◆ **WHAT THE TASK ASKS**
Write the listing out again, all of it, word for word.

* start DATA ENTRIES *

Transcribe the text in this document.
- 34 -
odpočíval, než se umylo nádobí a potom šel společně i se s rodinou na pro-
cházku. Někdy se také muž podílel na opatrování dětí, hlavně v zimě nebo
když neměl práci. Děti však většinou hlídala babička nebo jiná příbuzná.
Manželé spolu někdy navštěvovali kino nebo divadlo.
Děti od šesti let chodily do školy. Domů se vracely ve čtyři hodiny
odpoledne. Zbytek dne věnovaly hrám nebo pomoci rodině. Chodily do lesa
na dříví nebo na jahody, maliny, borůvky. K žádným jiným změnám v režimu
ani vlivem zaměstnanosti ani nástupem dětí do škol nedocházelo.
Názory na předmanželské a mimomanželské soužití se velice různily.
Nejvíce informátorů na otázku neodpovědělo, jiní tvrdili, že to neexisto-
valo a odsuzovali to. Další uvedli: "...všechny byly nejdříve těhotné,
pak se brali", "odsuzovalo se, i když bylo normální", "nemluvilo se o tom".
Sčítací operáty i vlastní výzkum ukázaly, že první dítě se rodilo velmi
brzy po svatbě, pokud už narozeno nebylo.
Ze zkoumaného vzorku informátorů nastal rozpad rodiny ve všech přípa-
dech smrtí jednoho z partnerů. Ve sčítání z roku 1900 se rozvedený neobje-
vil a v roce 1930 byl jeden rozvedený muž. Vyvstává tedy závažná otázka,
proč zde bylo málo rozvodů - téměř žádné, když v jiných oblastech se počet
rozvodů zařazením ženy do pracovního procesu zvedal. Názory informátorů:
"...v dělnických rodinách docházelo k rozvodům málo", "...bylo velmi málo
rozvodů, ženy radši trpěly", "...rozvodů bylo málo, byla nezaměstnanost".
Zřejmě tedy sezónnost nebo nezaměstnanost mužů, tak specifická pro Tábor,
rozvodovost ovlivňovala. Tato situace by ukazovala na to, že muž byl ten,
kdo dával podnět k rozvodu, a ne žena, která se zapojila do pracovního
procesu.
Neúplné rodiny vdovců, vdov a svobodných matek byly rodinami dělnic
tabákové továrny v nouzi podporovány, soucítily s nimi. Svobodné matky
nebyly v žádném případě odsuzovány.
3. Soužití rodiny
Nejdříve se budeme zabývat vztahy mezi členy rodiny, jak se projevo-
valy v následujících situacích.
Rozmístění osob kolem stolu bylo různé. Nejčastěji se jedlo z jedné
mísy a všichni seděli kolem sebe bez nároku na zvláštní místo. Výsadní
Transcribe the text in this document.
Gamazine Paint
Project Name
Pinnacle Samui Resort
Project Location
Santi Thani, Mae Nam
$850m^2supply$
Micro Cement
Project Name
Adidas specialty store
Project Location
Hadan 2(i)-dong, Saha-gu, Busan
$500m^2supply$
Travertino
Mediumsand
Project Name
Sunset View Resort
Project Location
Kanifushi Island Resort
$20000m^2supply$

* end DATA ENTRIES *

◆ **SOLUTION**
Transcribe the text in this document.
- 34 -
odpočíval, než se umylo nádobí a potom šel společně i se s rodinou na pro-
cházku. Někdy se také muž podílel na opatrování dětí, hlavně v zimě nebo
když neměl práci. Děti však většinou hlídala babička nebo jiná příbuzná.
Manželé spolu někdy navštěvovali kino nebo divadlo.
Děti od šesti let chodily do školy. Domů se vracely ve čtyři hodiny
odpoledne. Zbytek dne věnovaly hrám nebo pomoci rodině. Chodily do lesa
na dříví nebo na jahody, maliny, borůvky. K žádným jiným změnám v režimu
ani vlivem zaměstnanosti ani nástupem dětí do škol nedocházelo.
Názory na předmanželské a mimomanželské soužití se velice různily.
Nejvíce informátorů na otázku neodpovědělo, jiní tvrdili, že to neexisto-
valo a odsuzovali to. Další uvedli: "...všechny byly nejdříve těhotné,
pak se brali", "odsuzovalo se, i když bylo normální", "nemluvilo se o tom".
Sčítací operáty i vlastní výzkum ukázaly, že první dítě se rodilo velmi
brzy po svatbě, pokud už narozeno nebylo.
Ze zkoumaného vzorku informátorů nastal rozpad rodiny ve všech přípa-
dech smrtí jednoho z partnerů. Ve sčítání z roku 1900 se rozvedený neobje-
vil a v roce 1930 byl jeden rozvedený muž. Vyvstává tedy závažná otázka,
proč zde bylo málo rozvodů - téměř žádné, když v jiných oblastech se počet
rozvodů zařazením ženy do pracovního procesu zvedal. Názory informátorů:
"...v dělnických rodinách docházelo k rozvodům málo", "...bylo velmi málo
rozvodů, ženy radši trpěly", "...rozvodů bylo málo, byla nezaměstnanost".
Zřejmě tedy sezónnost nebo nezaměstnanost mužů, tak specifická pro Tábor,
rozvodovost ovlivňovala. Tato situace by ukazovala na to, že muž byl ten,
kdo dával podnět k rozvodu, a ne žena, která se zapojila do pracovního
procesu.
Neúplné rodiny vdovců, vdov a svobodných matek byly rodinami dělnic
tabákové továrny v nouzi podporovány, soucítily s nimi. Svobodné matky
nebyly v žádném případě odsuzovány.
3. Soužití rodiny
Nejdříve se budeme zabývat vztahy mezi členy rodiny, jak se projevo-
valy v následujících situacích.
Rozmístění osob kolem stolu bylo různé. Nejčastěji se jedlo z jedné
mísy a všichni seděli kolem sebe bez nároku na zvláštní místo. Výsadní
Transcribe the text in this document.
Gamazine Paint
Project Name
Pinnacle Samui Resort
Project Location
Santi Thani, Mae Nam
$850m^2supply$
Micro Cement
Project Name
Adidas specialty store
Project Location
Hadan 2(i)-dong, Saha-gu, Busan
$500m^2supply$
Travertino
Mediumsand
Project Name
Sunset View Resort
Project Location
Kanifushi Island Resort
$20000m^2supply$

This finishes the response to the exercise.